Set exercise:
Tally the lines that contain the string "Мельников" and give the number by itself.

# Supplied material start

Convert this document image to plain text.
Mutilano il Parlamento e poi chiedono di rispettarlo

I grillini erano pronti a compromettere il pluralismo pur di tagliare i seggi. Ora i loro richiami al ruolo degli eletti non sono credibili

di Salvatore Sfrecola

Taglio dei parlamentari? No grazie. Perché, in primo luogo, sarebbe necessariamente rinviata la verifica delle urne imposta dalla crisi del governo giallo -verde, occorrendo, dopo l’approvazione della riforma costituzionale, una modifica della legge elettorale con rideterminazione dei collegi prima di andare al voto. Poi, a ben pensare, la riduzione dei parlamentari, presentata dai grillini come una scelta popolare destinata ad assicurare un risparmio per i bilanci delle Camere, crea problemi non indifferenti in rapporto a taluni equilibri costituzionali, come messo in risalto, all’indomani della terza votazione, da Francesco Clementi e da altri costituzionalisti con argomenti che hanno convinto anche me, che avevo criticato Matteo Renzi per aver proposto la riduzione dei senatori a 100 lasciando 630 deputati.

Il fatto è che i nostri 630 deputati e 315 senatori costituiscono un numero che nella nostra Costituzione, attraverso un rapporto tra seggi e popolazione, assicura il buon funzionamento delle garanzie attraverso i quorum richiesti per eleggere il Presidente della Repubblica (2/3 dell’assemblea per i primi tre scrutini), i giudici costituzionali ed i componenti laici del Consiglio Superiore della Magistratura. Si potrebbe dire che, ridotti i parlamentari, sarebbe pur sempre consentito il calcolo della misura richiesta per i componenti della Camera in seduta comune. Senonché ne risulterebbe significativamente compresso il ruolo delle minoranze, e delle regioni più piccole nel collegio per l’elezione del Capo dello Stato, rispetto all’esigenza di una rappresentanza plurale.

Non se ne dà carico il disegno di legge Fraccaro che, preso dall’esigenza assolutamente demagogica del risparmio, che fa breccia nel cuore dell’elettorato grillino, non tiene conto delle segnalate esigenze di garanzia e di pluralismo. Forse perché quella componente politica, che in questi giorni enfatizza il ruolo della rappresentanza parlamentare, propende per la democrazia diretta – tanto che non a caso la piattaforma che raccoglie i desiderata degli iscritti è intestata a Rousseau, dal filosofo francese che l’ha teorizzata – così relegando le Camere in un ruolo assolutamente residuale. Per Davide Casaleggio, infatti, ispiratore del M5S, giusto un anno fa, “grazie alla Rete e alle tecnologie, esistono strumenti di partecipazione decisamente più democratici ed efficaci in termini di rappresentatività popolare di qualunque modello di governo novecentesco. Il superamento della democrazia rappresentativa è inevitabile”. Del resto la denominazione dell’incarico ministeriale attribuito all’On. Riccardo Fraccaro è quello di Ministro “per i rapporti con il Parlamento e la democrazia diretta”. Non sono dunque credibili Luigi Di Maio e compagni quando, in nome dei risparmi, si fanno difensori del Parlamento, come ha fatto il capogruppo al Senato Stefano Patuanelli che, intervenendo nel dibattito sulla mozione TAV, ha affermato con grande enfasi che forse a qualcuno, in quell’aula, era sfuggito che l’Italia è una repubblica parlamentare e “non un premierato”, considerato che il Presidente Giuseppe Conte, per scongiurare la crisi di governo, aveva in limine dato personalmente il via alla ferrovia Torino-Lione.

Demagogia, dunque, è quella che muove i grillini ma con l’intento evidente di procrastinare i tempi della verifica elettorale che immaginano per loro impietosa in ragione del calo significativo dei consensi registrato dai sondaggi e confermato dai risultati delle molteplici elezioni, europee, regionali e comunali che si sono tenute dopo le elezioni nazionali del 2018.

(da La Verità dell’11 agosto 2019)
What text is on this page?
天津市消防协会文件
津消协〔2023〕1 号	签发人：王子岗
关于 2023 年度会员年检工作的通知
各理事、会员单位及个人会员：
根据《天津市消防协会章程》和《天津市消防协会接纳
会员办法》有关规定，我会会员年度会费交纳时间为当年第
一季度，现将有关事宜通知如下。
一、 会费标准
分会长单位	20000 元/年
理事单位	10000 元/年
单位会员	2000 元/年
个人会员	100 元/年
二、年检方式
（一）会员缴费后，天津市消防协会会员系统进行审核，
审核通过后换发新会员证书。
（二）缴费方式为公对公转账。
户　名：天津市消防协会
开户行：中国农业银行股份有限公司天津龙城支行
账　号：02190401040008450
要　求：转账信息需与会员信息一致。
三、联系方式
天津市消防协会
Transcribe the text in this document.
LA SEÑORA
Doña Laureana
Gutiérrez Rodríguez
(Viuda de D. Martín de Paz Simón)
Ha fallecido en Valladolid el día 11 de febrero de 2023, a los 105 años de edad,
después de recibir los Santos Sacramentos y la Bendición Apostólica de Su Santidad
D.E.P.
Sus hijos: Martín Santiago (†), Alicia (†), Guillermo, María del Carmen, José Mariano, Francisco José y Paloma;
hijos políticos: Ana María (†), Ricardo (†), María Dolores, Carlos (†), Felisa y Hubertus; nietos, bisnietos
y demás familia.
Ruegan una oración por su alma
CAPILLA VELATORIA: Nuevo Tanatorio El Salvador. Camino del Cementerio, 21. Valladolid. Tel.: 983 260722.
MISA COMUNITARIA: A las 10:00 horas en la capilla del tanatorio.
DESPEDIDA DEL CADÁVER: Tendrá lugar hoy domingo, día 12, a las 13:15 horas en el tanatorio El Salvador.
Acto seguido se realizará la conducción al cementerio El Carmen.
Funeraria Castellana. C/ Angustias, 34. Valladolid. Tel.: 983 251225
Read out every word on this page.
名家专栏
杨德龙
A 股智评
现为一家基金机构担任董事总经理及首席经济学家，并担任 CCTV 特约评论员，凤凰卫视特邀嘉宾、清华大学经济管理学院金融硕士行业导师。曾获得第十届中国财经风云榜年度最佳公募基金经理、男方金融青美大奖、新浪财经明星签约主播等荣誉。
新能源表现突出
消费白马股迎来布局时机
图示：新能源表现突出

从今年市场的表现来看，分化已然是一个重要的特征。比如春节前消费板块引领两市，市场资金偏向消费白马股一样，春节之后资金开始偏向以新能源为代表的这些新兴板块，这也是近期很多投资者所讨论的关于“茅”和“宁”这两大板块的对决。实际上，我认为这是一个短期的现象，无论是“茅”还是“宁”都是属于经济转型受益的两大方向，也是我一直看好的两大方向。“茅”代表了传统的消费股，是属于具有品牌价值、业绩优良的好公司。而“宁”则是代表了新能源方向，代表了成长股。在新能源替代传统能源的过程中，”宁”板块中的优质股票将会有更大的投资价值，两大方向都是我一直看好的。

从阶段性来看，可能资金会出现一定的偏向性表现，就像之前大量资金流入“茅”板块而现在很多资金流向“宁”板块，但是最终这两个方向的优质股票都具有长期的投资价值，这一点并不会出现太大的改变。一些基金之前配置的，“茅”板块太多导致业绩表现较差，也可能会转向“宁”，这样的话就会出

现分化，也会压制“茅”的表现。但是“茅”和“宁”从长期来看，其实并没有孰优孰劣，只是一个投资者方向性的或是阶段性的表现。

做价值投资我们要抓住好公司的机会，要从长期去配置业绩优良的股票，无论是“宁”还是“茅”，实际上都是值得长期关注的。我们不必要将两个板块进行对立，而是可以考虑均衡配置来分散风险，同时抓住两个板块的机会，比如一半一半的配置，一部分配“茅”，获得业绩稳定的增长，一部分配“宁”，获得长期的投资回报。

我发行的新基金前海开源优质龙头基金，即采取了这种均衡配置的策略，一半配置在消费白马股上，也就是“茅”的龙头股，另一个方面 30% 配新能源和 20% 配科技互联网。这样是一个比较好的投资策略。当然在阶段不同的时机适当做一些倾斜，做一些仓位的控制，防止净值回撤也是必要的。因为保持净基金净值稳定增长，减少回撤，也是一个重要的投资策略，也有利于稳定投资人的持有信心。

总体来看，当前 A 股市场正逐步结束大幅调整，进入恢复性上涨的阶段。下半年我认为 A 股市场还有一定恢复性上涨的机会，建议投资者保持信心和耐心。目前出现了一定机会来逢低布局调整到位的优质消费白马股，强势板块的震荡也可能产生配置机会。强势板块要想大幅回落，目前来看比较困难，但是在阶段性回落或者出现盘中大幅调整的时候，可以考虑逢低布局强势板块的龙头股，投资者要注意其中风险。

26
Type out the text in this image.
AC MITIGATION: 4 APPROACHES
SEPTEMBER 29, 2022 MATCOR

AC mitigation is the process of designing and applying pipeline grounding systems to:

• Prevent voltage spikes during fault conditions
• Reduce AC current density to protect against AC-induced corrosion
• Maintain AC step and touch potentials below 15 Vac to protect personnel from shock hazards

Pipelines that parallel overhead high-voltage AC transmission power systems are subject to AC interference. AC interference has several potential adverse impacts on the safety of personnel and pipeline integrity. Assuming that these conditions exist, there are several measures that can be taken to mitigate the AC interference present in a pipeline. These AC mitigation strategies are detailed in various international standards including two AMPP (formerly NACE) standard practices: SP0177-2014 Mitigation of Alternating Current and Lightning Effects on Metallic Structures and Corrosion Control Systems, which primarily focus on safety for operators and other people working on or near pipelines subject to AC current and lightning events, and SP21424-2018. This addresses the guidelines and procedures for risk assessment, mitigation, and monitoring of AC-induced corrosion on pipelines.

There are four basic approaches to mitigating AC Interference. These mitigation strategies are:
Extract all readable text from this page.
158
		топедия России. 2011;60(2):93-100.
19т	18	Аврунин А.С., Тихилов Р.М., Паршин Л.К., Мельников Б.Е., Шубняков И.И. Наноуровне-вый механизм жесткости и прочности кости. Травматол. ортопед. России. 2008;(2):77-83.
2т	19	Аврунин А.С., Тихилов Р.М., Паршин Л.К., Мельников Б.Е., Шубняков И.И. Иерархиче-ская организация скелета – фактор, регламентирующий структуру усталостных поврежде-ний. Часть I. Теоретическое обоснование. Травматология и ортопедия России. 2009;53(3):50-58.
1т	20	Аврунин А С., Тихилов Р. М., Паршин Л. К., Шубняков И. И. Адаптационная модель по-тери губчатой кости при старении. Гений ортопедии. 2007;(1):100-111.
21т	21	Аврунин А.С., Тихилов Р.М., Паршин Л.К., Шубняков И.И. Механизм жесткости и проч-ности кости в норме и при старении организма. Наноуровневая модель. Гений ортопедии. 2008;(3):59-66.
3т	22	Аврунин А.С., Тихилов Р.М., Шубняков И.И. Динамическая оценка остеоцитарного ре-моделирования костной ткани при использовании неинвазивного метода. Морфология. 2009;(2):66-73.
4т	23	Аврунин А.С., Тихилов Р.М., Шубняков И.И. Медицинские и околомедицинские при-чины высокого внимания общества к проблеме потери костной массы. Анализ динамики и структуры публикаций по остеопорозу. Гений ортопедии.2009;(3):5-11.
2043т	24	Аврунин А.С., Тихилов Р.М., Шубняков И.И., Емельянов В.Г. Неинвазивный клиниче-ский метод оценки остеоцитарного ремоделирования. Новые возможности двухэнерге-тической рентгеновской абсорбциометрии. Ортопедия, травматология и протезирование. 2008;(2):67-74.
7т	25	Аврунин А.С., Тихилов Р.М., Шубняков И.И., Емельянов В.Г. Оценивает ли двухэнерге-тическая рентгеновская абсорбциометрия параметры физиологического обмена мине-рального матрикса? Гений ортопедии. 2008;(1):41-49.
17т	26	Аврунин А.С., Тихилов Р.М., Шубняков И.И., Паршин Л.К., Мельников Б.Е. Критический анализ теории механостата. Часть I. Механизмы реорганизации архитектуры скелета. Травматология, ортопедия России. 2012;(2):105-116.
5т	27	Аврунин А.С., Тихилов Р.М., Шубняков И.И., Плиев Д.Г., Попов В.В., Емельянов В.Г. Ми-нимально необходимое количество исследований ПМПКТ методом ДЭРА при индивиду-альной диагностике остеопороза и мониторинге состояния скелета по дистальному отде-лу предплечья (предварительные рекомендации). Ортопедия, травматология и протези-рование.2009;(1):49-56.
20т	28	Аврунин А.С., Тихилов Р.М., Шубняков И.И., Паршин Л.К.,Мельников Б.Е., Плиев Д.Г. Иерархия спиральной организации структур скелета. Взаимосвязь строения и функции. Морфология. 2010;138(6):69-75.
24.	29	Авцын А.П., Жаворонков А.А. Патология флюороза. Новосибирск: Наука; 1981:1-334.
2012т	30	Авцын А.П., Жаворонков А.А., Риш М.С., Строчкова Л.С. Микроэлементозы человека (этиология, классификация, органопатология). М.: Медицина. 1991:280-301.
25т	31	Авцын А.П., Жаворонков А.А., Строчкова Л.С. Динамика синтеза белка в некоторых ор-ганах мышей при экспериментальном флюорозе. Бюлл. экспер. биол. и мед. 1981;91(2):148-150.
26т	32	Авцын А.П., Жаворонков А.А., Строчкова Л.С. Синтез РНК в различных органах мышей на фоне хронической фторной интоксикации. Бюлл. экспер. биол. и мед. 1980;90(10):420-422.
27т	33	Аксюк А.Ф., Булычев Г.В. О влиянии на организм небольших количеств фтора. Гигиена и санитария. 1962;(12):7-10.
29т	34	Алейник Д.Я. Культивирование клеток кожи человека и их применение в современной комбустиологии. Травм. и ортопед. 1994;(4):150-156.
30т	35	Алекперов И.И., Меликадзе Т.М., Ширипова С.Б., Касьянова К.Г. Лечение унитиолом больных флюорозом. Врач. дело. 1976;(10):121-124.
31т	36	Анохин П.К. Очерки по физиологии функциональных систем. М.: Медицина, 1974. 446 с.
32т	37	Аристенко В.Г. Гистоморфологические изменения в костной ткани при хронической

# Supplied material end

Correct result:
4